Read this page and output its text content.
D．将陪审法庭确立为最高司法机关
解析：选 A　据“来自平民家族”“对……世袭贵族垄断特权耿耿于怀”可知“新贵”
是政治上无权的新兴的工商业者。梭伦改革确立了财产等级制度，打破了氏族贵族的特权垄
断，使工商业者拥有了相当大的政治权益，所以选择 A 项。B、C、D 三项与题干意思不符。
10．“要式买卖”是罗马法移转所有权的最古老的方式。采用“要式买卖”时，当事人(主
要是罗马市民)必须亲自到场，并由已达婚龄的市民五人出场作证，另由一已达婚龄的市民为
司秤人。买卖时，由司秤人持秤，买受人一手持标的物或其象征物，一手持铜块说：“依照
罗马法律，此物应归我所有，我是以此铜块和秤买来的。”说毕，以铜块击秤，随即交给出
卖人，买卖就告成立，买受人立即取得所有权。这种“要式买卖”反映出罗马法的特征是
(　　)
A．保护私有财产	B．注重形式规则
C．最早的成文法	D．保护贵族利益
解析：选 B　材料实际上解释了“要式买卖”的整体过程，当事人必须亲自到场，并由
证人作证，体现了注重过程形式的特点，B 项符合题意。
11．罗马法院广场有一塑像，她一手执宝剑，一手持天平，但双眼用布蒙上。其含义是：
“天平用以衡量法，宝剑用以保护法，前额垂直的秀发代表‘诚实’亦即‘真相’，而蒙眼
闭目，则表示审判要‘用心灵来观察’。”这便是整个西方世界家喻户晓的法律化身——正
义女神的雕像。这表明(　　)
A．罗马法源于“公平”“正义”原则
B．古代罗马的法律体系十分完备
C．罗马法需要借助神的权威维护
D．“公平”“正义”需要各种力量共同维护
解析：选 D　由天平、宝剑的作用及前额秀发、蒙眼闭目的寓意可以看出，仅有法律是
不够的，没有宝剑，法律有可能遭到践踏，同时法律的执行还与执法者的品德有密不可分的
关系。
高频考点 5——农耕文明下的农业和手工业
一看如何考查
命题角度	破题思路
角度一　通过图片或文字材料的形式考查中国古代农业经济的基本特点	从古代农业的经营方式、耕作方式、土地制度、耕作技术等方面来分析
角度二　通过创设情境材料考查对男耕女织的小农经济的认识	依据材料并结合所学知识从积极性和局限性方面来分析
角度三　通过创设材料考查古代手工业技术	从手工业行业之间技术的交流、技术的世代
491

□ □ □ □ □ □ □

### Aim
Extract all the material, leaving every line as it is.

### Expected answer
Read this page and output its text content.
D．将陪审法庭确立为最高司法机关
解析：选 A　据“来自平民家族”“对……世袭贵族垄断特权耿耿于怀”可知“新贵”
是政治上无权的新兴的工商业者。梭伦改革确立了财产等级制度，打破了氏族贵族的特权垄
断，使工商业者拥有了相当大的政治权益，所以选择 A 项。B、C、D 三项与题干意思不符。
10．“要式买卖”是罗马法移转所有权的最古老的方式。采用“要式买卖”时，当事人(主
要是罗马市民)必须亲自到场，并由已达婚龄的市民五人出场作证，另由一已达婚龄的市民为
司秤人。买卖时，由司秤人持秤，买受人一手持标的物或其象征物，一手持铜块说：“依照
罗马法律，此物应归我所有，我是以此铜块和秤买来的。”说毕，以铜块击秤，随即交给出
卖人，买卖就告成立，买受人立即取得所有权。这种“要式买卖”反映出罗马法的特征是
(　　)
A．保护私有财产	B．注重形式规则
C．最早的成文法	D．保护贵族利益
解析：选 B　材料实际上解释了“要式买卖”的整体过程，当事人必须亲自到场，并由
证人作证，体现了注重过程形式的特点，B 项符合题意。
11．罗马法院广场有一塑像，她一手执宝剑，一手持天平，但双眼用布蒙上。其含义是：
“天平用以衡量法，宝剑用以保护法，前额垂直的秀发代表‘诚实’亦即‘真相’，而蒙眼
闭目，则表示审判要‘用心灵来观察’。”这便是整个西方世界家喻户晓的法律化身——正
义女神的雕像。这表明(　　)
A．罗马法源于“公平”“正义”原则
B．古代罗马的法律体系十分完备
C．罗马法需要借助神的权威维护
D．“公平”“正义”需要各种力量共同维护
解析：选 D　由天平、宝剑的作用及前额秀发、蒙眼闭目的寓意可以看出，仅有法律是
不够的，没有宝剑，法律有可能遭到践踏，同时法律的执行还与执法者的品德有密不可分的
关系。
高频考点 5——农耕文明下的农业和手工业
一看如何考查
命题角度	破题思路
角度一　通过图片或文字材料的形式考查中国古代农业经济的基本特点	从古代农业的经营方式、耕作方式、土地制度、耕作技术等方面来分析
角度二　通过创设情境材料考查对男耕女织的小农经济的认识	依据材料并结合所学知识从积极性和局限性方面来分析
角度三　通过创设材料考查古代手工业技术	从手工业行业之间技术的交流、技术的世代
491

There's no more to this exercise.